▶ _Record set_
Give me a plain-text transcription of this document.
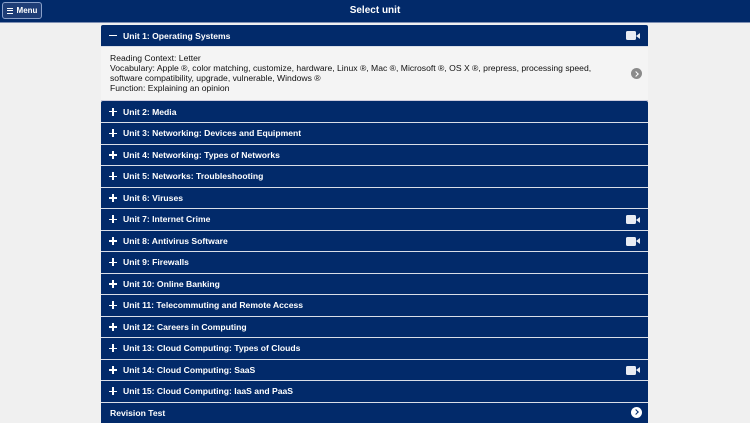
Menu	Select unit
Unit 1: Operating Systems
Reading Context: Letter
Vocabulary: Apple ®, color matching, customize, hardware, Linux ®, Mac ®, Microsoft ®, OS X ®, prepress, processing speed, software compatibility, upgrade, vulnerable, Windows ®
Function: Explaining an opinion
Unit 2: Media
Unit 3: Networking: Devices and Equipment
Unit 4: Networking: Types of Networks
Unit 5: Networks: Troubleshooting
Unit 6: Viruses
Unit 7: Internet Crime
Unit 8: Antivirus Software
Unit 9: Firewalls
Unit 10: Online Banking
Unit 11: Telecommuting and Remote Access
Unit 12: Careers in Computing
Unit 13: Cloud Computing: Types of Clouds
Unit 14: Cloud Computing: SaaS
Unit 15: Cloud Computing: IaaS and PaaS
Revision Test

▶ _What to work on_
Without the pictures, return the records above exactly as written.

▶ _Written response_
Give me a plain-text transcription of this document.
Menu	Select unit
Unit 1: Operating Systems
Reading Context: Letter
Vocabulary: Apple ®, color matching, customize, hardware, Linux ®, Mac ®, Microsoft ®, OS X ®, prepress, processing speed, software compatibility, upgrade, vulnerable, Windows ®
Function: Explaining an opinion
Unit 2: Media
Unit 3: Networking: Devices and Equipment
Unit 4: Networking: Types of Networks
Unit 5: Networks: Troubleshooting
Unit 6: Viruses
Unit 7: Internet Crime
Unit 8: Antivirus Software
Unit 9: Firewalls
Unit 10: Online Banking
Unit 11: Telecommuting and Remote Access
Unit 12: Careers in Computing
Unit 13: Cloud Computing: Types of Clouds
Unit 14: Cloud Computing: SaaS
Unit 15: Cloud Computing: IaaS and PaaS
Revision Test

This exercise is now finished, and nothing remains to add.